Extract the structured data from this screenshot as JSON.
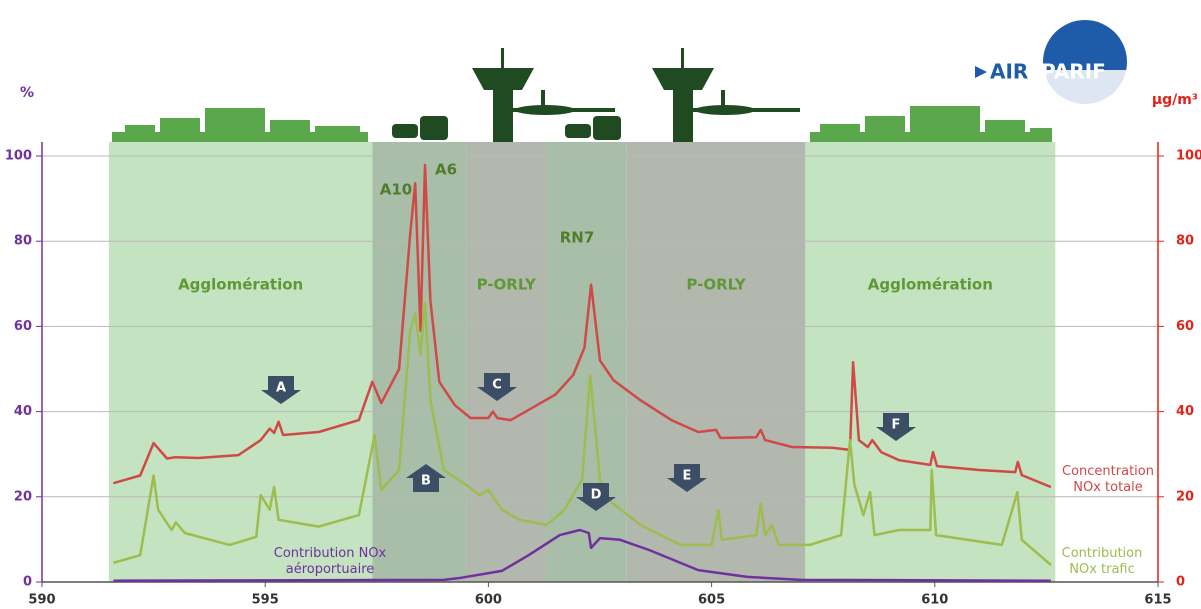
{
  "logo": {
    "left": "AIR",
    "right": "PARIF"
  },
  "chart_data": {
    "type": "line",
    "ylabel": "%",
    "y2label": "µg/m³",
    "xlim": [
      590,
      615
    ],
    "xticks": [
      590,
      595,
      600,
      605,
      610,
      615
    ],
    "ylim": [
      0,
      100
    ],
    "yticks": [
      0,
      20,
      40,
      60,
      80,
      100
    ],
    "y2lim": [
      0,
      100
    ],
    "y2ticks": [
      0,
      20,
      40,
      60,
      80,
      100
    ],
    "grid": true,
    "zones": [
      {
        "label": "Agglomération",
        "xrange": [
          591.5,
          597.4
        ],
        "color": "#c4e3c0"
      },
      {
        "xrange": [
          597.4,
          599.5
        ],
        "color": "#a9bea9"
      },
      {
        "label": "P-ORLY",
        "xrange": [
          599.5,
          601.3
        ],
        "color": "#b2b8ae"
      },
      {
        "xrange": [
          601.3,
          603.1
        ],
        "color": "#a9bea9"
      },
      {
        "label": "P-ORLY",
        "xrange": [
          603.1,
          607.1
        ],
        "color": "#b2b8ae"
      },
      {
        "label": "Agglomération",
        "xrange": [
          607.1,
          612.7
        ],
        "color": "#c4e3c0"
      }
    ],
    "annotations": [
      "A10",
      "A6",
      "RN7",
      "A",
      "B",
      "C",
      "D",
      "E",
      "F"
    ],
    "series": [
      {
        "name": "Concentration NOx totale",
        "color": "#cf4a47",
        "axis": "y2",
        "x": [
          591.6,
          592.2,
          592.5,
          592.8,
          593.0,
          593.5,
          594.4,
          594.9,
          595.1,
          595.2,
          595.3,
          595.4,
          596.2,
          597.1,
          597.4,
          597.6,
          598.0,
          598.25,
          598.36,
          598.48,
          598.58,
          598.7,
          598.9,
          599.25,
          599.6,
          600.0,
          600.1,
          600.2,
          600.5,
          600.9,
          601.5,
          601.9,
          602.15,
          602.3,
          602.5,
          602.8,
          603.4,
          604.1,
          604.7,
          605.1,
          605.2,
          606.0,
          606.1,
          606.2,
          606.8,
          607.7,
          608.1,
          608.17,
          608.3,
          608.5,
          608.6,
          608.8,
          609.2,
          609.9,
          609.96,
          610.05,
          611.0,
          611.8,
          611.86,
          611.95,
          612.6
        ],
        "values": [
          23.2,
          25,
          32.6,
          29,
          29.3,
          29.1,
          29.8,
          33.3,
          36,
          35,
          37.6,
          34.5,
          35.2,
          38,
          47,
          42,
          50,
          82,
          93.6,
          59,
          97.9,
          66,
          47,
          41.5,
          38.5,
          38.5,
          40,
          38.5,
          38,
          40.4,
          44,
          48.6,
          55,
          69.8,
          52,
          47.4,
          42.7,
          38,
          35.2,
          35.7,
          33.8,
          34,
          35.7,
          33.3,
          31.7,
          31.5,
          31,
          51.6,
          33.3,
          31.7,
          33.3,
          30.5,
          28.6,
          27.5,
          30.5,
          27.2,
          26.3,
          25.8,
          28.2,
          25.1,
          22.3
        ]
      },
      {
        "name": "Contribution NOx trafic",
        "color": "#9dbd4e",
        "x": [
          591.6,
          592.2,
          592.5,
          592.6,
          592.9,
          593.0,
          593.2,
          594.2,
          594.8,
          594.9,
          595.1,
          595.2,
          595.3,
          596.2,
          597.1,
          597.45,
          597.6,
          598.0,
          598.25,
          598.36,
          598.48,
          598.58,
          598.7,
          599.0,
          599.5,
          599.8,
          600.0,
          600.3,
          600.7,
          601.3,
          601.7,
          602.1,
          602.28,
          602.5,
          602.7,
          603.4,
          604.3,
          605.0,
          605.15,
          605.23,
          606.0,
          606.1,
          606.2,
          606.35,
          606.5,
          607.2,
          607.9,
          608.1,
          608.2,
          608.4,
          608.55,
          608.65,
          609.2,
          609.9,
          609.93,
          610.03,
          611.5,
          611.85,
          611.95,
          612.6
        ],
        "values": [
          4.5,
          6.3,
          25,
          17,
          12.2,
          14,
          11.5,
          8.7,
          10.6,
          20.4,
          17,
          22.3,
          14.6,
          13,
          15.7,
          34.5,
          21.6,
          26.3,
          59.2,
          63,
          53.3,
          65.5,
          42.7,
          26.3,
          22.8,
          20.4,
          21.6,
          17,
          14.6,
          13.4,
          16.9,
          24,
          48.6,
          24,
          19.2,
          13.4,
          8.7,
          8.7,
          16.9,
          9.9,
          11,
          18.5,
          11,
          13.4,
          8.7,
          8.7,
          11,
          33.3,
          22.8,
          15.7,
          21.1,
          11,
          12.2,
          12.2,
          26.3,
          11,
          8.7,
          21.1,
          9.9,
          4
        ]
      },
      {
        "name": "Contribution NOx aéroportuaire",
        "color": "#7030a0",
        "x": [
          591.6,
          599.0,
          599.4,
          600.3,
          600.9,
          601.6,
          602.05,
          602.25,
          602.3,
          602.5,
          602.95,
          603.6,
          604.7,
          605.8,
          607.0,
          612.6
        ],
        "values": [
          0.3,
          0.5,
          1,
          2.6,
          6.3,
          11,
          12.2,
          11.5,
          8,
          10.3,
          9.9,
          7.5,
          2.8,
          1.2,
          0.5,
          0.3
        ]
      }
    ]
  }
}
________________________
> Requirements: Identify and extract each line of the listing that contains "Contribution".

> Answer below:
        "name": "Contribution NOx trafic",
        "name": "Contribution NOx aéroportuaire",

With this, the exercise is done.